__Exercise task__. Print the entire listing. Each line must match the original exactly.

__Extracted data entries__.
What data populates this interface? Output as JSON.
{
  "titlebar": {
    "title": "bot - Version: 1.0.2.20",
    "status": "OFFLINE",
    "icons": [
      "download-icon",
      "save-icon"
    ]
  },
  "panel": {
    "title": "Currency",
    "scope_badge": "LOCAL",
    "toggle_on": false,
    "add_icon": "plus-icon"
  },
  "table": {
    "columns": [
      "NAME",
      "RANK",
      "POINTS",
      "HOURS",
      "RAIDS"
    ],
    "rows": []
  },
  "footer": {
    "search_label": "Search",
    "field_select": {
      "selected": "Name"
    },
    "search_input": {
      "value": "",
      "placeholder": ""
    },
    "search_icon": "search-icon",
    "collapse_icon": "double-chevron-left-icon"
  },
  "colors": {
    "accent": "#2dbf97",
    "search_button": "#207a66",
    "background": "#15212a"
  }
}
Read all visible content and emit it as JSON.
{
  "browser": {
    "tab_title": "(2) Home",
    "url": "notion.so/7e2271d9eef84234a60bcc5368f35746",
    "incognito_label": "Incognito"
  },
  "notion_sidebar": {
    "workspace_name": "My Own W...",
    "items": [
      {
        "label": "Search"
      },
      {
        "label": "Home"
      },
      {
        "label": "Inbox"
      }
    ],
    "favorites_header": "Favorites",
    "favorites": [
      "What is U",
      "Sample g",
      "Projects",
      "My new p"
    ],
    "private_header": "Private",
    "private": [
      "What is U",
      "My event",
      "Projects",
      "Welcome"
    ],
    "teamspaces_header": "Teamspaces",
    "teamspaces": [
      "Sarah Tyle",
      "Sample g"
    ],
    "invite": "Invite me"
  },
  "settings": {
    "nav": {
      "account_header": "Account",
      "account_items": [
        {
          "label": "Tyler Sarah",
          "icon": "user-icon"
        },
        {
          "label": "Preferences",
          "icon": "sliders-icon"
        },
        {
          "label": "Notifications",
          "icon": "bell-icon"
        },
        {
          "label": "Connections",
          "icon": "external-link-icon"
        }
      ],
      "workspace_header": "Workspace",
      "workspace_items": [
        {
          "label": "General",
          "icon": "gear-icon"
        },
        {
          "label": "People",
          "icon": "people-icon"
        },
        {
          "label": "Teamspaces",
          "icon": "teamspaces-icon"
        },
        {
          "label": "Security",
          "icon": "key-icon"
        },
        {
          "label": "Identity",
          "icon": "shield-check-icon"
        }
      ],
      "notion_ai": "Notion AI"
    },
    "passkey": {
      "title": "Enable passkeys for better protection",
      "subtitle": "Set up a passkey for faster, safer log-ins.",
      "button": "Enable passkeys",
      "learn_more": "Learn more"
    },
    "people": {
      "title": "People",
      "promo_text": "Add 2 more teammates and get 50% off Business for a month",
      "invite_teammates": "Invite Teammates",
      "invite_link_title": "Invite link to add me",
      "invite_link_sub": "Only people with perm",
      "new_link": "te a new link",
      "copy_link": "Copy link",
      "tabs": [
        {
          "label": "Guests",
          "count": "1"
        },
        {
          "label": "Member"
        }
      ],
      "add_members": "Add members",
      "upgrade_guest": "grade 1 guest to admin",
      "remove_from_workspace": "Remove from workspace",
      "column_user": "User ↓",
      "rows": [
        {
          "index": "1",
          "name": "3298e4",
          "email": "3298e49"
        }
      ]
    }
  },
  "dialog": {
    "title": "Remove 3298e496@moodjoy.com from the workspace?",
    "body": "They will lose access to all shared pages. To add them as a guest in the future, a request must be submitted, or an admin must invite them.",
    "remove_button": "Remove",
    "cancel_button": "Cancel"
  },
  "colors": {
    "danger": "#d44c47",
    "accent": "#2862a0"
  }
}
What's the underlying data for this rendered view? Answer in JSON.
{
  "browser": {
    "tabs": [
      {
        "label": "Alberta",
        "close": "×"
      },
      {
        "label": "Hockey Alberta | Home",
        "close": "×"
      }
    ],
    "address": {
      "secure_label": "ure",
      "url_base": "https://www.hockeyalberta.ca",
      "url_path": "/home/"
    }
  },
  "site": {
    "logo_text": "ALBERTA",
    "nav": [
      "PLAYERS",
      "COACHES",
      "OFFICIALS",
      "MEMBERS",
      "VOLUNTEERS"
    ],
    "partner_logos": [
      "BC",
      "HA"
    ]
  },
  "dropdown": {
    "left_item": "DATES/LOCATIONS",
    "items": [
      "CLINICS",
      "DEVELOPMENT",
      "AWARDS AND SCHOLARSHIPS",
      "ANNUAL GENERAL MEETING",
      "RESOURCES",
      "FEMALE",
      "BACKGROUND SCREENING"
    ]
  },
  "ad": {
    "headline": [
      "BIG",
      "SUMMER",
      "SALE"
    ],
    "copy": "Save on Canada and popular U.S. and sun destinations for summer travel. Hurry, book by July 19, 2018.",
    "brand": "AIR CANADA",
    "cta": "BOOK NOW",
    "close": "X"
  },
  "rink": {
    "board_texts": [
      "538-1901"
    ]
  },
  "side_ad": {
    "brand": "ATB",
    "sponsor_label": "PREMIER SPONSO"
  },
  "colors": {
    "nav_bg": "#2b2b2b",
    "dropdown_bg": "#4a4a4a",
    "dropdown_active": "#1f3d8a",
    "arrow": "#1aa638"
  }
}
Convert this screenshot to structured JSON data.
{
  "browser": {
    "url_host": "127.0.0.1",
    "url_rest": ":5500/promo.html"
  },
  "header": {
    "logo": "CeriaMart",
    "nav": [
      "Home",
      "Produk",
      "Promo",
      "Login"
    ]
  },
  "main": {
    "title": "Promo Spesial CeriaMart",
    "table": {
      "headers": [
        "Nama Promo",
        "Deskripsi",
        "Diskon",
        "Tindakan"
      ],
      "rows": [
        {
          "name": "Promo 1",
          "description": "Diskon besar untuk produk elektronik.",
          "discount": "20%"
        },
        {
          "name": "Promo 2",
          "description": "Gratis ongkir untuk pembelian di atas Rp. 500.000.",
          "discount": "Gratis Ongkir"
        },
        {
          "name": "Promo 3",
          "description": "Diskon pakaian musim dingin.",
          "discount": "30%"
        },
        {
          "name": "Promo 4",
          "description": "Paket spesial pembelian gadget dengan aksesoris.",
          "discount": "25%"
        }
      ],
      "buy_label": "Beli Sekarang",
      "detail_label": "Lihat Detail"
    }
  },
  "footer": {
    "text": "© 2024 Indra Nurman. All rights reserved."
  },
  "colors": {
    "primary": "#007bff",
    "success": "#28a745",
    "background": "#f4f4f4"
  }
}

__Response to this task__.
What data populates this interface? Output as JSON.
{
  "titlebar": {
    "title": "bot - Version: 1.0.2.20",
    "status": "OFFLINE",
    "icons": [
      "download-icon",
      "save-icon"
    ]
  },
  "panel": {
    "title": "Currency",
    "scope_badge": "LOCAL",
    "toggle_on": false,
    "add_icon": "plus-icon"
  },
  "table": {
    "columns": [
      "NAME",
      "RANK",
      "POINTS",
      "HOURS",
      "RAIDS"
    ],
    "rows": []
  },
  "footer": {
    "search_label": "Search",
    "field_select": {
      "selected": "Name"
    },
    "search_input": {
      "value": "",
      "placeholder": ""
    },
    "search_icon": "search-icon",
    "collapse_icon": "double-chevron-left-icon"
  },
  "colors": {
    "accent": "#2dbf97",
    "search_button": "#207a66",
    "background": "#15212a"
  }
}
Read all visible content and emit it as JSON.
{
  "browser": {
    "tab_title": "(2) Home",
    "url": "notion.so/7e2271d9eef84234a60bcc5368f35746",
    "incognito_label": "Incognito"
  },
  "notion_sidebar": {
    "workspace_name": "My Own W...",
    "items": [
      {
        "label": "Search"
      },
      {
        "label": "Home"
      },
      {
        "label": "Inbox"
      }
    ],
    "favorites_header": "Favorites",
    "favorites": [
      "What is U",
      "Sample g",
      "Projects",
      "My new p"
    ],
    "private_header": "Private",
    "private": [
      "What is U",
      "My event",
      "Projects",
      "Welcome"
    ],
    "teamspaces_header": "Teamspaces",
    "teamspaces": [
      "Sarah Tyle",
      "Sample g"
    ],
    "invite": "Invite me"
  },
  "settings": {
    "nav": {
      "account_header": "Account",
      "account_items": [
        {
          "label": "Tyler Sarah",
          "icon": "user-icon"
        },
        {
          "label": "Preferences",
          "icon": "sliders-icon"
        },
        {
          "label": "Notifications",
          "icon": "bell-icon"
        },
        {
          "label": "Connections",
          "icon": "external-link-icon"
        }
      ],
      "workspace_header": "Workspace",
      "workspace_items": [
        {
          "label": "General",
          "icon": "gear-icon"
        },
        {
          "label": "People",
          "icon": "people-icon"
        },
        {
          "label": "Teamspaces",
          "icon": "teamspaces-icon"
        },
        {
          "label": "Security",
          "icon": "key-icon"
        },
        {
          "label": "Identity",
          "icon": "shield-check-icon"
        }
      ],
      "notion_ai": "Notion AI"
    },
    "passkey": {
      "title": "Enable passkeys for better protection",
      "subtitle": "Set up a passkey for faster, safer log-ins.",
      "button": "Enable passkeys",
      "learn_more": "Learn more"
    },
    "people": {
      "title": "People",
      "promo_text": "Add 2 more teammates and get 50% off Business for a month",
      "invite_teammates": "Invite Teammates",
      "invite_link_title": "Invite link to add me",
      "invite_link_sub": "Only people with perm",
      "new_link": "te a new link",
      "copy_link": "Copy link",
      "tabs": [
        {
          "label": "Guests",
          "count": "1"
        },
        {
          "label": "Member"
        }
      ],
      "add_members": "Add members",
      "upgrade_guest": "grade 1 guest to admin",
      "remove_from_workspace": "Remove from workspace",
      "column_user": "User ↓",
      "rows": [
        {
          "index": "1",
          "name": "3298e4",
          "email": "3298e49"
        }
      ]
    }
  },
  "dialog": {
    "title": "Remove 3298e496@moodjoy.com from the workspace?",
    "body": "They will lose access to all shared pages. To add them as a guest in the future, a request must be submitted, or an admin must invite them.",
    "remove_button": "Remove",
    "cancel_button": "Cancel"
  },
  "colors": {
    "danger": "#d44c47",
    "accent": "#2862a0"
  }
}
What's the underlying data for this rendered view? Answer in JSON.
{
  "browser": {
    "tabs": [
      {
        "label": "Alberta",
        "close": "×"
      },
      {
        "label": "Hockey Alberta | Home",
        "close": "×"
      }
    ],
    "address": {
      "secure_label": "ure",
      "url_base": "https://www.hockeyalberta.ca",
      "url_path": "/home/"
    }
  },
  "site": {
    "logo_text": "ALBERTA",
    "nav": [
      "PLAYERS",
      "COACHES",
      "OFFICIALS",
      "MEMBERS",
      "VOLUNTEERS"
    ],
    "partner_logos": [
      "BC",
      "HA"
    ]
  },
  "dropdown": {
    "left_item": "DATES/LOCATIONS",
    "items": [
      "CLINICS",
      "DEVELOPMENT",
      "AWARDS AND SCHOLARSHIPS",
      "ANNUAL GENERAL MEETING",
      "RESOURCES",
      "FEMALE",
      "BACKGROUND SCREENING"
    ]
  },
  "ad": {
    "headline": [
      "BIG",
      "SUMMER",
      "SALE"
    ],
    "copy": "Save on Canada and popular U.S. and sun destinations for summer travel. Hurry, book by July 19, 2018.",
    "brand": "AIR CANADA",
    "cta": "BOOK NOW",
    "close": "X"
  },
  "rink": {
    "board_texts": [
      "538-1901"
    ]
  },
  "side_ad": {
    "brand": "ATB",
    "sponsor_label": "PREMIER SPONSO"
  },
  "colors": {
    "nav_bg": "#2b2b2b",
    "dropdown_bg": "#4a4a4a",
    "dropdown_active": "#1f3d8a",
    "arrow": "#1aa638"
  }
}
Convert this screenshot to structured JSON data.
{
  "browser": {
    "url_host": "127.0.0.1",
    "url_rest": ":5500/promo.html"
  },
  "header": {
    "logo": "CeriaMart",
    "nav": [
      "Home",
      "Produk",
      "Promo",
      "Login"
    ]
  },
  "main": {
    "title": "Promo Spesial CeriaMart",
    "table": {
      "headers": [
        "Nama Promo",
        "Deskripsi",
        "Diskon",
        "Tindakan"
      ],
      "rows": [
        {
          "name": "Promo 1",
          "description": "Diskon besar untuk produk elektronik.",
          "discount": "20%"
        },
        {
          "name": "Promo 2",
          "description": "Gratis ongkir untuk pembelian di atas Rp. 500.000.",
          "discount": "Gratis Ongkir"
        },
        {
          "name": "Promo 3",
          "description": "Diskon pakaian musim dingin.",
          "discount": "30%"
        },
        {
          "name": "Promo 4",
          "description": "Paket spesial pembelian gadget dengan aksesoris.",
          "discount": "25%"
        }
      ],
      "buy_label": "Beli Sekarang",
      "detail_label": "Lihat Detail"
    }
  },
  "footer": {
    "text": "© 2024 Indra Nurman. All rights reserved."
  },
  "colors": {
    "primary": "#007bff",
    "success": "#28a745",
    "background": "#f4f4f4"
  }
}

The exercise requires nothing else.